##### Extract provided
Beads
Reflections #145
By Patsy West
The amount of beads worn by Seminole women was a phenomenon
to all who saw them. Imagine the amount of stamina it took to conduct
daily
tasks, which were a lot more vigorous than sitting in front of a TV,
while wearing 12 pounds or so of beads!
Following the Third Seminole War, as trade again resumed in the small trading
posts on the rivers such as the Caloosahatchee, the Miami and New River, beads
were one of the first things that the Seminole women purchased, after groceries.
Recently, I discussed Aklophi (O-ce-lo-pee) and the prized string of beads that
she recalled buying as a young girl when she visited Miami with her family just
after the war in the 1860’s. She wore them the rest of her long life.
The necklace beads were glass, and about the size of a pea. Light blue, dark
blue, and red appear to have been the most favorite colors. The beads were made
in Italy and the country once known as Czechoslovakia where they were shipped
to bead distributors in the northeastern United States. New York City continues
to have a “bead District” which some ladies from the Reservation
visited last year!
##########
##### Data excerpts
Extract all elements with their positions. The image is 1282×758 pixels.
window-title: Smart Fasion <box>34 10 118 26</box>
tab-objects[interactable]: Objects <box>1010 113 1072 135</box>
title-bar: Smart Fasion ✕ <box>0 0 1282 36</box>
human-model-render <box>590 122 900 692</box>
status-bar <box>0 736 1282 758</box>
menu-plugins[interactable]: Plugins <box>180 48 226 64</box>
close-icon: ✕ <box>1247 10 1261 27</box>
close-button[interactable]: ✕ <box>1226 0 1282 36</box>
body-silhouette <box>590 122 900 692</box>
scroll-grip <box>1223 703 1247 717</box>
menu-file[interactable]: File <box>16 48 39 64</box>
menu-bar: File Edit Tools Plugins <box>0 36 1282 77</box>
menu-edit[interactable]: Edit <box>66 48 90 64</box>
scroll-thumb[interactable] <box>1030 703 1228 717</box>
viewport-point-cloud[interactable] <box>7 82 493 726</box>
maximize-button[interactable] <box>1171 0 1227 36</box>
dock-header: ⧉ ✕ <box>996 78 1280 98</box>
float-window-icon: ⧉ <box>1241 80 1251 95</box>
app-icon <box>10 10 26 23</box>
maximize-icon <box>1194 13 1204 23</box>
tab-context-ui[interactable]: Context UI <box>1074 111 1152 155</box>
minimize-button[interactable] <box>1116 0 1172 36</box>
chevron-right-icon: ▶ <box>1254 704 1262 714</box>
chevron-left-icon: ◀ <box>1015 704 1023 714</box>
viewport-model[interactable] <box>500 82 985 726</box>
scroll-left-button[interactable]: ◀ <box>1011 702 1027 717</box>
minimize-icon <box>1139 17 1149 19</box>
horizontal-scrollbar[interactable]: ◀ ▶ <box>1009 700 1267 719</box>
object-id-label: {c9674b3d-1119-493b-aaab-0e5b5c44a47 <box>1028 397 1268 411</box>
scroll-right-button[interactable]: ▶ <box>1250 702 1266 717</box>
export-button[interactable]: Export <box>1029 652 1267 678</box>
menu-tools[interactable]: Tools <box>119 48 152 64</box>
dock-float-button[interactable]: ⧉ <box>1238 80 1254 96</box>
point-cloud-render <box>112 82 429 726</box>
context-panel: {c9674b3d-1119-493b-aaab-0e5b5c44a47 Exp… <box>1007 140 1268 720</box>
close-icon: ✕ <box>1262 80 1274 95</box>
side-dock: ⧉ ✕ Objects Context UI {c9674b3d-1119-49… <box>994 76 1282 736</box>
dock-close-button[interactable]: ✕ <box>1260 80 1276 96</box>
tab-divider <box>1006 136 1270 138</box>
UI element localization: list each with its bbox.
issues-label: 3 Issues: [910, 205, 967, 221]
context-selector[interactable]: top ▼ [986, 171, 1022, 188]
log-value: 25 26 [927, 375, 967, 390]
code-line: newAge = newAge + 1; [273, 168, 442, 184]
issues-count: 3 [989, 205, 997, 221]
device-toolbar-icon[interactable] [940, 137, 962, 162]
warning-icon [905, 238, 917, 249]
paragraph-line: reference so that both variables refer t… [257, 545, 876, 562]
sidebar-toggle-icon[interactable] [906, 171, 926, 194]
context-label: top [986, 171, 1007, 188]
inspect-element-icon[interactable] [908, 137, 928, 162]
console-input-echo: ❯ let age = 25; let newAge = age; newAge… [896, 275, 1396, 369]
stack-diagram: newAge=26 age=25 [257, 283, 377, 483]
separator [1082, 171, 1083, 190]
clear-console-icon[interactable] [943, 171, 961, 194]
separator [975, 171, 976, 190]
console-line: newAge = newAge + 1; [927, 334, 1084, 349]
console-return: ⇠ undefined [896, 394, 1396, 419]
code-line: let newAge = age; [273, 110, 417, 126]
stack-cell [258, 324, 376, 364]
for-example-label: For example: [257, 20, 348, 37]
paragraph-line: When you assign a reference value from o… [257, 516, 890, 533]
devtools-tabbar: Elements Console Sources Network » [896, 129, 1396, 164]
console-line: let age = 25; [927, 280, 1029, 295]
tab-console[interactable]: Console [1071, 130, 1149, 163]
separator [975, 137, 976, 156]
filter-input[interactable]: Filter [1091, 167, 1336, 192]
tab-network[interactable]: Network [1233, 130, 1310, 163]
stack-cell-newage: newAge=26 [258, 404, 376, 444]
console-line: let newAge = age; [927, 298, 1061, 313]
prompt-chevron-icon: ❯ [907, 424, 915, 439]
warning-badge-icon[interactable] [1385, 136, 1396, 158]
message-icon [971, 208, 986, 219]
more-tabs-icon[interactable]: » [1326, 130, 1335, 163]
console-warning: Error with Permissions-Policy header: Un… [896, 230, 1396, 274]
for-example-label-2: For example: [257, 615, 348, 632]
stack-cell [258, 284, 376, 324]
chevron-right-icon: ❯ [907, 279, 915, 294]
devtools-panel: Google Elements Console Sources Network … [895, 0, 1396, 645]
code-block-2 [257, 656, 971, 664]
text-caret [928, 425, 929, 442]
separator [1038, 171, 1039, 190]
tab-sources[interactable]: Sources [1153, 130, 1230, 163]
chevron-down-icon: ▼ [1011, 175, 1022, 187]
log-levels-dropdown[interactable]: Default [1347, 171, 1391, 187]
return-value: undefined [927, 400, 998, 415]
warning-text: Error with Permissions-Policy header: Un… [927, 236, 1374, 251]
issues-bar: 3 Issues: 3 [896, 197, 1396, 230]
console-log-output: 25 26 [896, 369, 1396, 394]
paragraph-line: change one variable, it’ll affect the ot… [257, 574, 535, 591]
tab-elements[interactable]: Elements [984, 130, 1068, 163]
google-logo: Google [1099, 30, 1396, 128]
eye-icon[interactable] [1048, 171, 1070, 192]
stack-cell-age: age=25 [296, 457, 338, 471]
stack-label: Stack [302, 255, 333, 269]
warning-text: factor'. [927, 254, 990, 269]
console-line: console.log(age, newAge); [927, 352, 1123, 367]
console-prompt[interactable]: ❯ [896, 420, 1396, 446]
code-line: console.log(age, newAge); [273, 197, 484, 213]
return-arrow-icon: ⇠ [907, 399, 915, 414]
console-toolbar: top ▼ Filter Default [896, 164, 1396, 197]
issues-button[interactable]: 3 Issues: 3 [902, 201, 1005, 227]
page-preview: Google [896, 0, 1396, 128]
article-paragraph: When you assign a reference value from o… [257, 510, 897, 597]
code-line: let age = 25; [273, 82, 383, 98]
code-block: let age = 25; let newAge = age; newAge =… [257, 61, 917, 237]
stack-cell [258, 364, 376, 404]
##########
##### Data excerpts
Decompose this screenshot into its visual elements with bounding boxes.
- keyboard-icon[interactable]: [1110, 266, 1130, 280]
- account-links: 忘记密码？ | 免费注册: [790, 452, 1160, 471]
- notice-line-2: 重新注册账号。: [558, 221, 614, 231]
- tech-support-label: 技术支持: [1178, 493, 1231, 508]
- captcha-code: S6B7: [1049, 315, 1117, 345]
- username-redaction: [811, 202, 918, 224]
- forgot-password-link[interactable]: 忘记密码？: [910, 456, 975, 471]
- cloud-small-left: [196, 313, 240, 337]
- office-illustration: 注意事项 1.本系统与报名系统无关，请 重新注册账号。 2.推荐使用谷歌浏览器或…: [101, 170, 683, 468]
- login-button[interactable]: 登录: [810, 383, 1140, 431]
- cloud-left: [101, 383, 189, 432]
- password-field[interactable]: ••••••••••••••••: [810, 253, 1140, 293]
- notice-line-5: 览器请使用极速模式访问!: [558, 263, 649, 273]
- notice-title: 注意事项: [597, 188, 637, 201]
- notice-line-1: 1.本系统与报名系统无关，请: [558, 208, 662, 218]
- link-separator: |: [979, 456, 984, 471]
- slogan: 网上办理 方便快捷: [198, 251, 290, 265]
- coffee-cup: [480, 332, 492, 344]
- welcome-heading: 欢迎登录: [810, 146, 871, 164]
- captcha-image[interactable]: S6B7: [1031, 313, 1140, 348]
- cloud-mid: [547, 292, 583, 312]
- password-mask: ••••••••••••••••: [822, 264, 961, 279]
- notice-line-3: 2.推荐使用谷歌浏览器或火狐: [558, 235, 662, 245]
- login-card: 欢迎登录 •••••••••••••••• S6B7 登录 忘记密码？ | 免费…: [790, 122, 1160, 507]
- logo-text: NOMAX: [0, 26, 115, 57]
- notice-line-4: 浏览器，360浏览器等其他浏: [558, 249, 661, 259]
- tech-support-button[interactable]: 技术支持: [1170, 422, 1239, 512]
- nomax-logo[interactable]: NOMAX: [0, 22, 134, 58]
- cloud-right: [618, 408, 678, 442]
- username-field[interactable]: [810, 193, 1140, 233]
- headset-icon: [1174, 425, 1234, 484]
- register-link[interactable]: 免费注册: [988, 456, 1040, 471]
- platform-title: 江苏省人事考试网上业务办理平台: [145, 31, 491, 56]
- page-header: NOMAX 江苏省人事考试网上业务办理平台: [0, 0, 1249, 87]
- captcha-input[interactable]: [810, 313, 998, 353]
##########
=== Directions for this task ===
Continue the Seminole beads piece above from where it stops.

=== Response ===
Beads were an important part of a Seminole woman’s daily routine. Upon
waking, a woman would take the graduated bunches of beads from the basket to
which she had stored them the night before. Meticulously, she would gather them
around her neck, tying each bunch together with a string. Soon, they would be
mounded from shoulders to neck. Picking guavas, chasing after her hogs, cooking
over the fire, soon it was evening. At night the process was reversed. With scissors,
she would clip the strings holding the bunches, beginning at the neck and lay
them neatly in the basket. After a day in the southern Florida humidity, her
neck would be puckery like hands left too long in water.
Like Aklophi’s beads, a Seminole woman’s beads were bought any time
(not one strand for every year of her life like some insipid poem written by
a non-Indian woman years ago states!) that she had extra money, perhaps from
the sale of her hogs or from her manufacture of sacks of coontie starch.
Seminole Women had their own income and were independent in their wealth long
before non-Indian women were allowed to manage their own affairs. But beads were
also an important courting gift. When a man courted a woman, or brought her engagement
presents, he might bring silver combs, a mirror, and almost always, necklace
beads.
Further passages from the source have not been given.